**Task objective:**
Gather the lines from the material that contain "Start".

**Record excerpts:**
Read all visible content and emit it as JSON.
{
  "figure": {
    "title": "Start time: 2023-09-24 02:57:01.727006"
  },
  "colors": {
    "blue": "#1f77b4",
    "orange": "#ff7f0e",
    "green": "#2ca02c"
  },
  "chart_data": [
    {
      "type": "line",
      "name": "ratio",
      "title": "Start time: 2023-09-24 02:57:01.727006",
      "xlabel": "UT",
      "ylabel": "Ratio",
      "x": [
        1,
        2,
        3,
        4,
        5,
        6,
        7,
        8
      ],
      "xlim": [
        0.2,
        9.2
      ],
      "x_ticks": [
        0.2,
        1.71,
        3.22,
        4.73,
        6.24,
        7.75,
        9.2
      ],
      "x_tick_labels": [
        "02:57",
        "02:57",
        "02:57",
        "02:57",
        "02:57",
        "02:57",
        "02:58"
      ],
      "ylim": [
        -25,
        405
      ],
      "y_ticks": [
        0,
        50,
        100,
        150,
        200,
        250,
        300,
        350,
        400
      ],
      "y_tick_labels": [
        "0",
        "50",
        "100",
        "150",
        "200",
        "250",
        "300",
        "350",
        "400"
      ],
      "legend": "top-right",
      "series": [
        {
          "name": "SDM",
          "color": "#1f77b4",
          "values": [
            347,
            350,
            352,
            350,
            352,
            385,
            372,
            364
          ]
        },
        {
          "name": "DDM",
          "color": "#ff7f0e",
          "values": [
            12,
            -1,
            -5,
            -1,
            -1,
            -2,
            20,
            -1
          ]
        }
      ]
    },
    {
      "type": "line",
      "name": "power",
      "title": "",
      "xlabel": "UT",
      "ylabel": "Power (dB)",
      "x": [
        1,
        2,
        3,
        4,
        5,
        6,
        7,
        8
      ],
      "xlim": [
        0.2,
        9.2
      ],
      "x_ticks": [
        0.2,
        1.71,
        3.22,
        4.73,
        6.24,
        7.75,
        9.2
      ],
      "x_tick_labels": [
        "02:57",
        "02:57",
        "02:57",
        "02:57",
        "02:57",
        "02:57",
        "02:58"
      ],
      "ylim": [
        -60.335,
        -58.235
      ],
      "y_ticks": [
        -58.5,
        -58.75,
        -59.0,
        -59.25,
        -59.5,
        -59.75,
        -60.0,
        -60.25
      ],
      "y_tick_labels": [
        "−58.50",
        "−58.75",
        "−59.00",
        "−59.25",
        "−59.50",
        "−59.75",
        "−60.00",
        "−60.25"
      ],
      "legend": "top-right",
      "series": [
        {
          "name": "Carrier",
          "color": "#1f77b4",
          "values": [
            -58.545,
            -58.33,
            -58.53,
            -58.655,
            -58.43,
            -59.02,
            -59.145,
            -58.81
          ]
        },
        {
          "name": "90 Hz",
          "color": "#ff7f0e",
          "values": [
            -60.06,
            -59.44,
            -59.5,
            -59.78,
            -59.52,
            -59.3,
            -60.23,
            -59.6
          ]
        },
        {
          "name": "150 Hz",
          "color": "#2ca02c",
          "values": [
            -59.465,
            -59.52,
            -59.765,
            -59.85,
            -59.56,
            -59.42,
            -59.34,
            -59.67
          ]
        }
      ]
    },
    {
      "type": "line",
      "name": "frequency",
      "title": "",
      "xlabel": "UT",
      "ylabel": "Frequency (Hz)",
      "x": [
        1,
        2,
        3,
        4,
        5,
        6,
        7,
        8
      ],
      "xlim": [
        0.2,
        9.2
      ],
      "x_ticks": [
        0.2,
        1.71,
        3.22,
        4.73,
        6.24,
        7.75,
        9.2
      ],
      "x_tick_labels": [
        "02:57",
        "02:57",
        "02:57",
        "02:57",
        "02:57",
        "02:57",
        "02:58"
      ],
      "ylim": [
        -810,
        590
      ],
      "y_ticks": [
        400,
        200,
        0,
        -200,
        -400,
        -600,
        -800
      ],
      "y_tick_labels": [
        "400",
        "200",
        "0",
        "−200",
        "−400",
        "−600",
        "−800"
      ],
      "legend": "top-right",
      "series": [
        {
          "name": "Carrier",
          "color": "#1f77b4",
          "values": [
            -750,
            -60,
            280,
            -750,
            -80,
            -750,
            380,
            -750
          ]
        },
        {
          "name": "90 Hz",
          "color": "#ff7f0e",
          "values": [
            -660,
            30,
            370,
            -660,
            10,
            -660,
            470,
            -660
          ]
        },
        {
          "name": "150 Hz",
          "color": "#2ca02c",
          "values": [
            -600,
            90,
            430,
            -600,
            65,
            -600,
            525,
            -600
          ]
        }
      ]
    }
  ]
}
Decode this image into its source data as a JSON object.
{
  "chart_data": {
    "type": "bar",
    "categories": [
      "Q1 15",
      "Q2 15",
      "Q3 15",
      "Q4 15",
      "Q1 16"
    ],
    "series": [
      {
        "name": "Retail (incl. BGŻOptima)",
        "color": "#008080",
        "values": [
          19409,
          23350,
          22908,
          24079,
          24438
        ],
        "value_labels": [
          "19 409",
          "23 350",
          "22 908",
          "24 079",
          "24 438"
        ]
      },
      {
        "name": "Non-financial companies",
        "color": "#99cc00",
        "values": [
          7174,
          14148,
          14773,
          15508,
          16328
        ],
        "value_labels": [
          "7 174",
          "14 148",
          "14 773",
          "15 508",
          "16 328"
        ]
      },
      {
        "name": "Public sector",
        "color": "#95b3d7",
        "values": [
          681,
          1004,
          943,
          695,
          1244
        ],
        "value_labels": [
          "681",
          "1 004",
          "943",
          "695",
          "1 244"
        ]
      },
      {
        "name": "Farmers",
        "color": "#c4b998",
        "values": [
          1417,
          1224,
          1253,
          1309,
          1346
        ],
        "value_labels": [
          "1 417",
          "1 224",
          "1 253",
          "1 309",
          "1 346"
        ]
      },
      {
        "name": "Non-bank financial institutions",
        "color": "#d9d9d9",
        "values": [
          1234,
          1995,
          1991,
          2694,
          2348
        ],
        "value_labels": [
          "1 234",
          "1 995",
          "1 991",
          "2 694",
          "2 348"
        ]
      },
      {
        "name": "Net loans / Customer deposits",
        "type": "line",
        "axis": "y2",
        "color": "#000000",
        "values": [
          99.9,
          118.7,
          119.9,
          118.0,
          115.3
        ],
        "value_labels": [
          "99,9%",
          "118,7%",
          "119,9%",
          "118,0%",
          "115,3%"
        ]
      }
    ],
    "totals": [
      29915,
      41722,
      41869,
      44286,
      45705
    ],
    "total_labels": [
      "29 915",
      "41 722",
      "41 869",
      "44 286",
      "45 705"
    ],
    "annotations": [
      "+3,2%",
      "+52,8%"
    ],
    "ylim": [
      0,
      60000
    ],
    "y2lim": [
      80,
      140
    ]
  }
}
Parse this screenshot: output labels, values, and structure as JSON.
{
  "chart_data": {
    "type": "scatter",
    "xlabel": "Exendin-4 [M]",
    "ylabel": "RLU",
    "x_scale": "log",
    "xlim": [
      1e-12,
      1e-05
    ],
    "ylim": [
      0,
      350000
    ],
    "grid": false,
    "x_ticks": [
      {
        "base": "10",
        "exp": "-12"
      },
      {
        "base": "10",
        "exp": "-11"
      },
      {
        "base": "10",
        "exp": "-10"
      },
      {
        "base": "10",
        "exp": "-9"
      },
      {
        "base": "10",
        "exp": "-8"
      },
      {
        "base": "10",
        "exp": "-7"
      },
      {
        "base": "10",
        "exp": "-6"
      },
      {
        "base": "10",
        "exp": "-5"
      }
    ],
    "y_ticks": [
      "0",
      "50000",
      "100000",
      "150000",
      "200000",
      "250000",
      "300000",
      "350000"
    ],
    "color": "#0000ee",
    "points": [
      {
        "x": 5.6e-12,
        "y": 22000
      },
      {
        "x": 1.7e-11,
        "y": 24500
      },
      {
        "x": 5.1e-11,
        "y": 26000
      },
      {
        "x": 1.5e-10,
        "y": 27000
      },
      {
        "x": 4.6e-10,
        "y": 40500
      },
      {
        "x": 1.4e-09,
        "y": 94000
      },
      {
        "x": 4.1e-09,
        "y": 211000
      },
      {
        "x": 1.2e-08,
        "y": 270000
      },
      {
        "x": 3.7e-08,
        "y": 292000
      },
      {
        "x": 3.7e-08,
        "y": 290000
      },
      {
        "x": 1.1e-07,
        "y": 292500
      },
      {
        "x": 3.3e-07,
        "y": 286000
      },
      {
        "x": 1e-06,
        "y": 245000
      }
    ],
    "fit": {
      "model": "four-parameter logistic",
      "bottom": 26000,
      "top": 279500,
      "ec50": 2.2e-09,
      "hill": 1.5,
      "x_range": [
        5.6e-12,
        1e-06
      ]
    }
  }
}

**Complete answer:**
    "title": "Start time: 2023-09-24 02:57:01.727006"
      "title": "Start time: 2023-09-24 02:57:01.727006",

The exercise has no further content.